Data extracted from a collection
--- Start ---
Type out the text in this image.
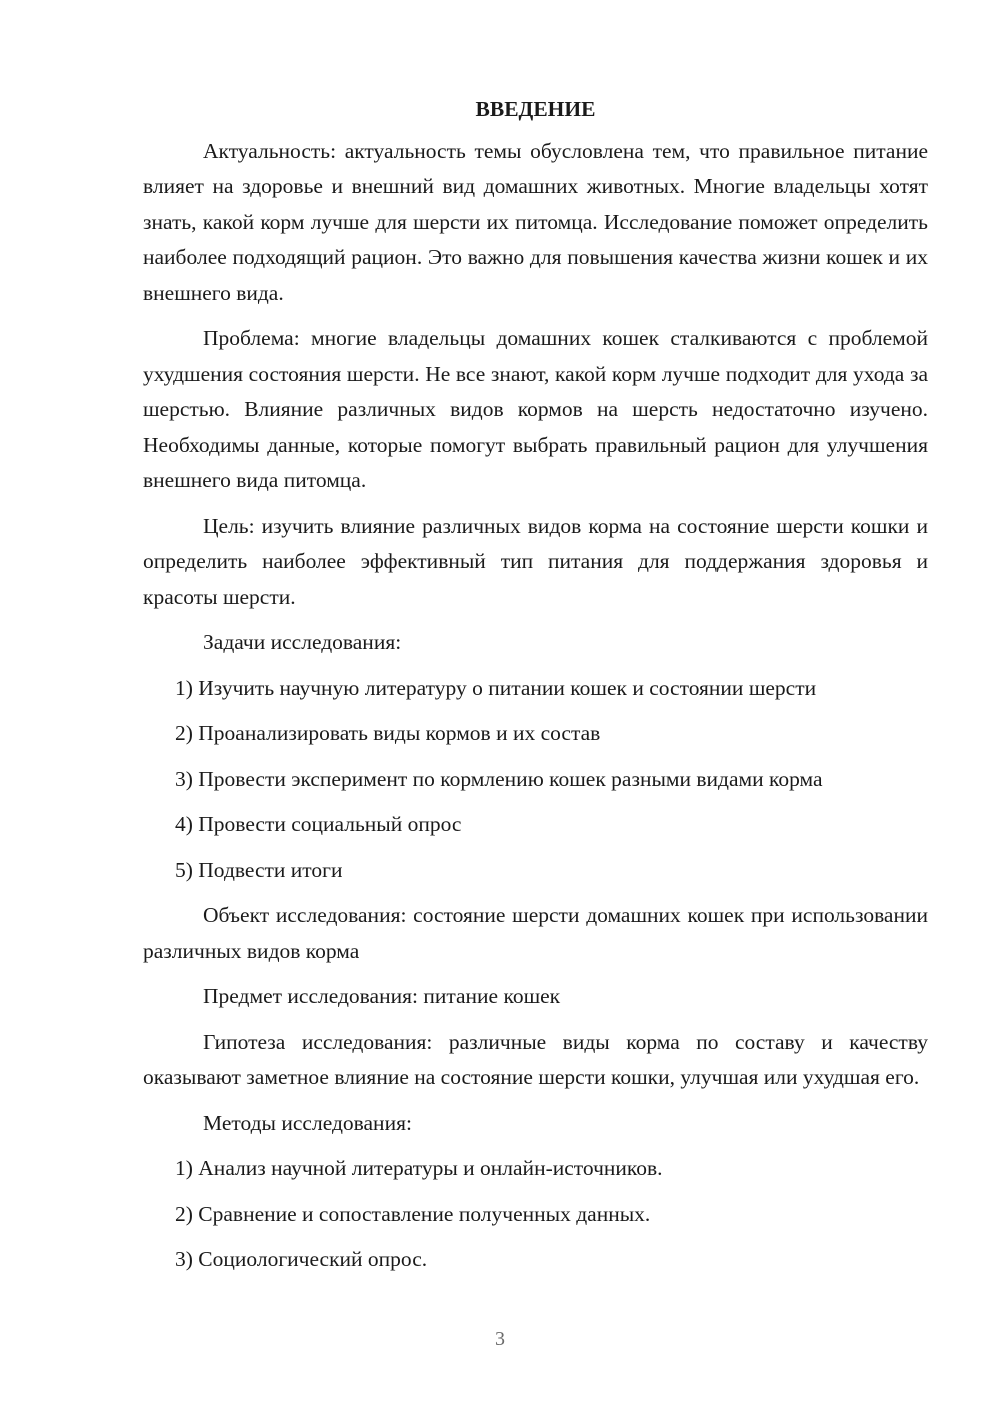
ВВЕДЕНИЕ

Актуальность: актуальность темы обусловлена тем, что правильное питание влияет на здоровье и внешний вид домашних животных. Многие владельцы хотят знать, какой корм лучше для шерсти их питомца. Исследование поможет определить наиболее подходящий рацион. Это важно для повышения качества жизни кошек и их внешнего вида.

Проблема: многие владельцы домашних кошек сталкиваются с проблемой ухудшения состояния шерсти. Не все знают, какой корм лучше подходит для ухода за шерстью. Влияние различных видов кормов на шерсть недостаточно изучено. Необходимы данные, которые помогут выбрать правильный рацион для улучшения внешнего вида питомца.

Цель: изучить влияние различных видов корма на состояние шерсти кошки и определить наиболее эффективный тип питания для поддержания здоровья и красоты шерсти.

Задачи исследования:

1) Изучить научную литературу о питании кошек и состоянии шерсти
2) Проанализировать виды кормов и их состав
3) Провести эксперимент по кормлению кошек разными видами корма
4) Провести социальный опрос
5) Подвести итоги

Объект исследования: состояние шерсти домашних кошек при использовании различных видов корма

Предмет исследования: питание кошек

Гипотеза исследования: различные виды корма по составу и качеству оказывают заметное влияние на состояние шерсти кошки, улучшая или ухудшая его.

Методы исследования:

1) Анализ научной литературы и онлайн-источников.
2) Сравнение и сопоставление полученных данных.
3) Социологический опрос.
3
--- End ---
#### [TASK BRIEF]
Can you restate all the records above word for word while dropping the pictures?

#### [THE RESULT]
Type out the text in this image.
ВВЕДЕНИЕ

Актуальность: актуальность темы обусловлена тем, что правильное питание влияет на здоровье и внешний вид домашних животных. Многие владельцы хотят знать, какой корм лучше для шерсти их питомца. Исследование поможет определить наиболее подходящий рацион. Это важно для повышения качества жизни кошек и их внешнего вида.

Проблема: многие владельцы домашних кошек сталкиваются с проблемой ухудшения состояния шерсти. Не все знают, какой корм лучше подходит для ухода за шерстью. Влияние различных видов кормов на шерсть недостаточно изучено. Необходимы данные, которые помогут выбрать правильный рацион для улучшения внешнего вида питомца.

Цель: изучить влияние различных видов корма на состояние шерсти кошки и определить наиболее эффективный тип питания для поддержания здоровья и красоты шерсти.

Задачи исследования:

1) Изучить научную литературу о питании кошек и состоянии шерсти
2) Проанализировать виды кормов и их состав
3) Провести эксперимент по кормлению кошек разными видами корма
4) Провести социальный опрос
5) Подвести итоги

Объект исследования: состояние шерсти домашних кошек при использовании различных видов корма

Предмет исследования: питание кошек

Гипотеза исследования: различные виды корма по составу и качеству оказывают заметное влияние на состояние шерсти кошки, улучшая или ухудшая его.

Методы исследования:

1) Анализ научной литературы и онлайн-источников.
2) Сравнение и сопоставление полученных данных.
3) Социологический опрос.
3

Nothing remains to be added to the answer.